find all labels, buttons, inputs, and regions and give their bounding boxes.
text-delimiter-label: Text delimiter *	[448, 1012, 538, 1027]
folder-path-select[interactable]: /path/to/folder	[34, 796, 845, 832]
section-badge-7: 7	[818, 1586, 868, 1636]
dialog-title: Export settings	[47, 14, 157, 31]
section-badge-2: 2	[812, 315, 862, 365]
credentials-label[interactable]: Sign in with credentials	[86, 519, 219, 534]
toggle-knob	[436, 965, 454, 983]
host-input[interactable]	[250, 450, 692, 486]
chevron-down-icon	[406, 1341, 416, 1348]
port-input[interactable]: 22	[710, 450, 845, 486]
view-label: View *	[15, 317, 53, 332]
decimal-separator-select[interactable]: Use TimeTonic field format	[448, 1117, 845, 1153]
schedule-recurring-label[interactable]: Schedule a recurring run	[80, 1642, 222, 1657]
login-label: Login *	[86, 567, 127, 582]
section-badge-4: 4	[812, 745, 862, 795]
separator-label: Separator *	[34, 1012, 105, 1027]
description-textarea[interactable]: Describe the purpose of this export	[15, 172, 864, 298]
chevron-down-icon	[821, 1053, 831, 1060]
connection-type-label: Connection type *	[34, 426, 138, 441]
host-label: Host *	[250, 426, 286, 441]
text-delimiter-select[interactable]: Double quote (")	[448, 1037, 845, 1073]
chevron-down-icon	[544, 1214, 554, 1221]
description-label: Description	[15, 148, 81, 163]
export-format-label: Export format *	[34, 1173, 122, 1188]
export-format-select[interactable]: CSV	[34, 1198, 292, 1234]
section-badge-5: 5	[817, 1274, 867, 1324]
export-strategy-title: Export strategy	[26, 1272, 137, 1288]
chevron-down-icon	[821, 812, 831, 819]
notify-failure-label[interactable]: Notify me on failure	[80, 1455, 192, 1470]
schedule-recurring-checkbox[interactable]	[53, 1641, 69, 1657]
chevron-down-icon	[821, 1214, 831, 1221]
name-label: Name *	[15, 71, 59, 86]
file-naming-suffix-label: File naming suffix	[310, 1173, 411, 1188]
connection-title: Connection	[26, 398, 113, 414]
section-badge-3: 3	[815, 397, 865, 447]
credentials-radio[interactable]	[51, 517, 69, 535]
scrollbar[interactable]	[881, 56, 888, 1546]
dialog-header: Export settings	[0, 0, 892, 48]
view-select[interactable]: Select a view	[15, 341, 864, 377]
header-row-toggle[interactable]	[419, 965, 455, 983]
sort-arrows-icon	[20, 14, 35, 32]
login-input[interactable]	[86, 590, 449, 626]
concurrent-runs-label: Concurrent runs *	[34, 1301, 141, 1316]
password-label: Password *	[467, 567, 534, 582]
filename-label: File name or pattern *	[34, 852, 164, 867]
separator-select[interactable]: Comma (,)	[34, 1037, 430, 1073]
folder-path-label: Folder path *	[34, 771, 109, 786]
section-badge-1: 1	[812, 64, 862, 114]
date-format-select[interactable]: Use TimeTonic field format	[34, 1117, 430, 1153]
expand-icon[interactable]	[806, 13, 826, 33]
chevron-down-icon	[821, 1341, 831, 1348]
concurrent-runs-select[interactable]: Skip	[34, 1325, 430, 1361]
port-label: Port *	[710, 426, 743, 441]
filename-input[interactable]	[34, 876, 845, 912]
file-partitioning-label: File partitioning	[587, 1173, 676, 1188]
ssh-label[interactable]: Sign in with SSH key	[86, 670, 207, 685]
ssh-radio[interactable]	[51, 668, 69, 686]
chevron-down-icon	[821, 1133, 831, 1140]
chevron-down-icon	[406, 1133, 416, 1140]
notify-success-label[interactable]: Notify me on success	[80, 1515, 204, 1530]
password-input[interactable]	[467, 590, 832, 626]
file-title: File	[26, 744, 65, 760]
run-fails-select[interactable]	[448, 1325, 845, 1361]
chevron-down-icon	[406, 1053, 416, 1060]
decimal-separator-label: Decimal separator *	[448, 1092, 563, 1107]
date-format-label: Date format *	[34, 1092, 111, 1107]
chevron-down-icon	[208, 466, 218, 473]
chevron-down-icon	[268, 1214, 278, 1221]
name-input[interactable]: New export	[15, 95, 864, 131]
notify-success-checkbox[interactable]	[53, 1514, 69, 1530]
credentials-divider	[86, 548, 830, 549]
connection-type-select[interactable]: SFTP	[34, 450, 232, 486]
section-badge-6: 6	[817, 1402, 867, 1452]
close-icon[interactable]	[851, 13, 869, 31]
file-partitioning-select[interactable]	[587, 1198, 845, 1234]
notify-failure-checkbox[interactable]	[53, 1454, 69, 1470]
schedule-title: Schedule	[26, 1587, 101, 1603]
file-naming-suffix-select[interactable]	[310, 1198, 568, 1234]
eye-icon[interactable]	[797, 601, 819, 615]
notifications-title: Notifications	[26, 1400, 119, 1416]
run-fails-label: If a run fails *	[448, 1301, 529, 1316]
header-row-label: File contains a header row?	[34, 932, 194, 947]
---
* _Stated task_: Please reproduce every row above word for word, with each line unchanged and in the same order.

* _Exercise result_:
find all labels, buttons, inputs, and regions and give their bounding boxes.
text-delimiter-label: Text delimiter *	[448, 1012, 538, 1027]
folder-path-select[interactable]: /path/to/folder	[34, 796, 845, 832]
section-badge-7: 7	[818, 1586, 868, 1636]
dialog-title: Export settings	[47, 14, 157, 31]
section-badge-2: 2	[812, 315, 862, 365]
credentials-label[interactable]: Sign in with credentials	[86, 519, 219, 534]
toggle-knob	[436, 965, 454, 983]
host-input[interactable]	[250, 450, 692, 486]
chevron-down-icon	[406, 1341, 416, 1348]
port-input[interactable]: 22	[710, 450, 845, 486]
view-label: View *	[15, 317, 53, 332]
decimal-separator-select[interactable]: Use TimeTonic field format	[448, 1117, 845, 1153]
schedule-recurring-label[interactable]: Schedule a recurring run	[80, 1642, 222, 1657]
login-label: Login *	[86, 567, 127, 582]
section-badge-4: 4	[812, 745, 862, 795]
separator-label: Separator *	[34, 1012, 105, 1027]
description-textarea[interactable]: Describe the purpose of this export	[15, 172, 864, 298]
chevron-down-icon	[821, 1053, 831, 1060]
connection-type-label: Connection type *	[34, 426, 138, 441]
host-label: Host *	[250, 426, 286, 441]
text-delimiter-select[interactable]: Double quote (")	[448, 1037, 845, 1073]
chevron-down-icon	[544, 1214, 554, 1221]
description-label: Description	[15, 148, 81, 163]
export-format-label: Export format *	[34, 1173, 122, 1188]
export-format-select[interactable]: CSV	[34, 1198, 292, 1234]
section-badge-5: 5	[817, 1274, 867, 1324]
export-strategy-title: Export strategy	[26, 1272, 137, 1288]
chevron-down-icon	[821, 812, 831, 819]
notify-failure-label[interactable]: Notify me on failure	[80, 1455, 192, 1470]
schedule-recurring-checkbox[interactable]	[53, 1641, 69, 1657]
chevron-down-icon	[821, 1214, 831, 1221]
name-label: Name *	[15, 71, 59, 86]
file-naming-suffix-label: File naming suffix	[310, 1173, 411, 1188]
connection-title: Connection	[26, 398, 113, 414]
section-badge-3: 3	[815, 397, 865, 447]
credentials-radio[interactable]	[51, 517, 69, 535]
scrollbar[interactable]	[881, 56, 888, 1546]
dialog-header: Export settings	[0, 0, 892, 48]
view-select[interactable]: Select a view	[15, 341, 864, 377]
header-row-toggle[interactable]	[419, 965, 455, 983]
sort-arrows-icon	[20, 14, 35, 32]
login-input[interactable]	[86, 590, 449, 626]
concurrent-runs-label: Concurrent runs *	[34, 1301, 141, 1316]
password-label: Password *	[467, 567, 534, 582]
filename-label: File name or pattern *	[34, 852, 164, 867]
separator-select[interactable]: Comma (,)	[34, 1037, 430, 1073]
folder-path-label: Folder path *	[34, 771, 109, 786]
section-badge-1: 1	[812, 64, 862, 114]
date-format-select[interactable]: Use TimeTonic field format	[34, 1117, 430, 1153]
expand-icon[interactable]	[806, 13, 826, 33]
chevron-down-icon	[821, 1341, 831, 1348]
concurrent-runs-select[interactable]: Skip	[34, 1325, 430, 1361]
port-label: Port *	[710, 426, 743, 441]
filename-input[interactable]	[34, 876, 845, 912]
file-partitioning-label: File partitioning	[587, 1173, 676, 1188]
ssh-label[interactable]: Sign in with SSH key	[86, 670, 207, 685]
ssh-radio[interactable]	[51, 668, 69, 686]
chevron-down-icon	[821, 1133, 831, 1140]
chevron-down-icon	[406, 1133, 416, 1140]
notify-success-label[interactable]: Notify me on success	[80, 1515, 204, 1530]
password-input[interactable]	[467, 590, 832, 626]
file-title: File	[26, 744, 65, 760]
run-fails-select[interactable]	[448, 1325, 845, 1361]
chevron-down-icon	[406, 1053, 416, 1060]
decimal-separator-label: Decimal separator *	[448, 1092, 563, 1107]
date-format-label: Date format *	[34, 1092, 111, 1107]
chevron-down-icon	[208, 466, 218, 473]
chevron-down-icon	[268, 1214, 278, 1221]
name-input[interactable]: New export	[15, 95, 864, 131]
notify-success-checkbox[interactable]	[53, 1514, 69, 1530]
credentials-divider	[86, 548, 830, 549]
connection-type-select[interactable]: SFTP	[34, 450, 232, 486]
section-badge-6: 6	[817, 1402, 867, 1452]
close-icon[interactable]	[851, 13, 869, 31]
file-partitioning-select[interactable]	[587, 1198, 845, 1234]
notify-failure-checkbox[interactable]	[53, 1454, 69, 1470]
schedule-title: Schedule	[26, 1587, 101, 1603]
file-naming-suffix-select[interactable]	[310, 1198, 568, 1234]
eye-icon[interactable]	[797, 601, 819, 615]
notifications-title: Notifications	[26, 1400, 119, 1416]
run-fails-label: If a run fails *	[448, 1301, 529, 1316]
header-row-label: File contains a header row?	[34, 932, 194, 947]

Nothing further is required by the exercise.